┌─ INFORMATION SHOWN
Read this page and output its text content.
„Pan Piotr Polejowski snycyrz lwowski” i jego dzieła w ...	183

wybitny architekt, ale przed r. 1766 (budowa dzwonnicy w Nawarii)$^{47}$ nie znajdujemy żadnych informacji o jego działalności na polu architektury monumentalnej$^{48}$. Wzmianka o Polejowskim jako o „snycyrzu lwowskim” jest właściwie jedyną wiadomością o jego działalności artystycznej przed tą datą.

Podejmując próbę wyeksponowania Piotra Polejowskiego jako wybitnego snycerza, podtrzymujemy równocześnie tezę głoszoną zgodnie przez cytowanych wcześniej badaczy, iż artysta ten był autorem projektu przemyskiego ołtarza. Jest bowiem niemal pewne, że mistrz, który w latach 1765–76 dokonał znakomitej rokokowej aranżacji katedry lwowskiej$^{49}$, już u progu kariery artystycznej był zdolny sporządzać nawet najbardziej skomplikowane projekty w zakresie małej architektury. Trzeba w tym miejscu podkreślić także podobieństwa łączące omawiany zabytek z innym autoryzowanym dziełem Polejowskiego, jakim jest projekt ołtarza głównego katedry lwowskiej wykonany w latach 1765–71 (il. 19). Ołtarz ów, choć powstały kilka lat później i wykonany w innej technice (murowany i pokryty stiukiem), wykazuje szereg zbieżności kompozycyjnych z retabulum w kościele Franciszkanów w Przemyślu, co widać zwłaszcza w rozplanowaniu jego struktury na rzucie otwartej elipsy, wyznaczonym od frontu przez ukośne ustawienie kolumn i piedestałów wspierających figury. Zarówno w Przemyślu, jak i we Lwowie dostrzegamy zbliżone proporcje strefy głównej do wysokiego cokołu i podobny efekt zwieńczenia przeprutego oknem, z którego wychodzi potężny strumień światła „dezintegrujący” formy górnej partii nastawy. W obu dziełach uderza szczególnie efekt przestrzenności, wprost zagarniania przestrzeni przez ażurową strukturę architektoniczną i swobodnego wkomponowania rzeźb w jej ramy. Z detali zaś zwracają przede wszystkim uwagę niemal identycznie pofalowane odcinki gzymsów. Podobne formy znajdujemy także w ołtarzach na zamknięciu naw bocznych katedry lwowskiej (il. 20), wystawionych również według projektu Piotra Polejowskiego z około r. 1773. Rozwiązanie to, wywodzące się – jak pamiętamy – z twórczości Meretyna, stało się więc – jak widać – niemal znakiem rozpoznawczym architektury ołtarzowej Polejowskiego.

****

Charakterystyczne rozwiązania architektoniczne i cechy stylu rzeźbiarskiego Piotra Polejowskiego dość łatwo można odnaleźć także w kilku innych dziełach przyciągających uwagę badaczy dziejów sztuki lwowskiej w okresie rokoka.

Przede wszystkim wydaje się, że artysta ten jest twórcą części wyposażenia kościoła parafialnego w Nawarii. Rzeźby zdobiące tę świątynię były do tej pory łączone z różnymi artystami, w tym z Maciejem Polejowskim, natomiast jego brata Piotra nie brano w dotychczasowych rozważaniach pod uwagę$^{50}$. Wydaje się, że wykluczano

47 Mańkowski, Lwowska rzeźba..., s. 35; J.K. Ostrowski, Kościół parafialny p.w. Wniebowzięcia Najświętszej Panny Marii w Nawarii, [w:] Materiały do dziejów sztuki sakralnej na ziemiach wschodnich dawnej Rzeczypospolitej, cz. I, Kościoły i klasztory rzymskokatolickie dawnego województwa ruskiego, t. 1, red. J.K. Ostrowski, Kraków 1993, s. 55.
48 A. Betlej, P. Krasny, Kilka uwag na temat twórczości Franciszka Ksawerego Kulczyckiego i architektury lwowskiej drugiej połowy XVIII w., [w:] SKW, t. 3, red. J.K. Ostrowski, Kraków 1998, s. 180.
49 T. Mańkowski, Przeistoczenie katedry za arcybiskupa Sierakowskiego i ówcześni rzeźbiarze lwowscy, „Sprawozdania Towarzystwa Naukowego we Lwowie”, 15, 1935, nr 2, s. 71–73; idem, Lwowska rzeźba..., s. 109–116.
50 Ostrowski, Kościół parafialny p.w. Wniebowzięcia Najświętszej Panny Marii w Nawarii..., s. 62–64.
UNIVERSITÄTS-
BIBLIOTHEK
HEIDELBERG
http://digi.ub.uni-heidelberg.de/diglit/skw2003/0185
└─
### EXERCISE TASK:
Write out the full set of records exactly as given.

### SOLUTION TO THIS EXERCISE:
Read this page and output its text content.
„Pan Piotr Polejowski snycyrz lwowski” i jego dzieła w ...	183

wybitny architekt, ale przed r. 1766 (budowa dzwonnicy w Nawarii)$^{47}$ nie znajdujemy żadnych informacji o jego działalności na polu architektury monumentalnej$^{48}$. Wzmianka o Polejowskim jako o „snycyrzu lwowskim” jest właściwie jedyną wiadomością o jego działalności artystycznej przed tą datą.

Podejmując próbę wyeksponowania Piotra Polejowskiego jako wybitnego snycerza, podtrzymujemy równocześnie tezę głoszoną zgodnie przez cytowanych wcześniej badaczy, iż artysta ten był autorem projektu przemyskiego ołtarza. Jest bowiem niemal pewne, że mistrz, który w latach 1765–76 dokonał znakomitej rokokowej aranżacji katedry lwowskiej$^{49}$, już u progu kariery artystycznej był zdolny sporządzać nawet najbardziej skomplikowane projekty w zakresie małej architektury. Trzeba w tym miejscu podkreślić także podobieństwa łączące omawiany zabytek z innym autoryzowanym dziełem Polejowskiego, jakim jest projekt ołtarza głównego katedry lwowskiej wykonany w latach 1765–71 (il. 19). Ołtarz ów, choć powstały kilka lat później i wykonany w innej technice (murowany i pokryty stiukiem), wykazuje szereg zbieżności kompozycyjnych z retabulum w kościele Franciszkanów w Przemyślu, co widać zwłaszcza w rozplanowaniu jego struktury na rzucie otwartej elipsy, wyznaczonym od frontu przez ukośne ustawienie kolumn i piedestałów wspierających figury. Zarówno w Przemyślu, jak i we Lwowie dostrzegamy zbliżone proporcje strefy głównej do wysokiego cokołu i podobny efekt zwieńczenia przeprutego oknem, z którego wychodzi potężny strumień światła „dezintegrujący” formy górnej partii nastawy. W obu dziełach uderza szczególnie efekt przestrzenności, wprost zagarniania przestrzeni przez ażurową strukturę architektoniczną i swobodnego wkomponowania rzeźb w jej ramy. Z detali zaś zwracają przede wszystkim uwagę niemal identycznie pofalowane odcinki gzymsów. Podobne formy znajdujemy także w ołtarzach na zamknięciu naw bocznych katedry lwowskiej (il. 20), wystawionych również według projektu Piotra Polejowskiego z około r. 1773. Rozwiązanie to, wywodzące się – jak pamiętamy – z twórczości Meretyna, stało się więc – jak widać – niemal znakiem rozpoznawczym architektury ołtarzowej Polejowskiego.

****

Charakterystyczne rozwiązania architektoniczne i cechy stylu rzeźbiarskiego Piotra Polejowskiego dość łatwo można odnaleźć także w kilku innych dziełach przyciągających uwagę badaczy dziejów sztuki lwowskiej w okresie rokoka.

Przede wszystkim wydaje się, że artysta ten jest twórcą części wyposażenia kościoła parafialnego w Nawarii. Rzeźby zdobiące tę świątynię były do tej pory łączone z różnymi artystami, w tym z Maciejem Polejowskim, natomiast jego brata Piotra nie brano w dotychczasowych rozważaniach pod uwagę$^{50}$. Wydaje się, że wykluczano

47 Mańkowski, Lwowska rzeźba..., s. 35; J.K. Ostrowski, Kościół parafialny p.w. Wniebowzięcia Najświętszej Panny Marii w Nawarii, [w:] Materiały do dziejów sztuki sakralnej na ziemiach wschodnich dawnej Rzeczypospolitej, cz. I, Kościoły i klasztory rzymskokatolickie dawnego województwa ruskiego, t. 1, red. J.K. Ostrowski, Kraków 1993, s. 55.
48 A. Betlej, P. Krasny, Kilka uwag na temat twórczości Franciszka Ksawerego Kulczyckiego i architektury lwowskiej drugiej połowy XVIII w., [w:] SKW, t. 3, red. J.K. Ostrowski, Kraków 1998, s. 180.
49 T. Mańkowski, Przeistoczenie katedry za arcybiskupa Sierakowskiego i ówcześni rzeźbiarze lwowscy, „Sprawozdania Towarzystwa Naukowego we Lwowie”, 15, 1935, nr 2, s. 71–73; idem, Lwowska rzeźba..., s. 109–116.
50 Ostrowski, Kościół parafialny p.w. Wniebowzięcia Najświętszej Panny Marii w Nawarii..., s. 62–64.
UNIVERSITÄTS-
BIBLIOTHEK
HEIDELBERG
http://digi.ub.uni-heidelberg.de/diglit/skw2003/0185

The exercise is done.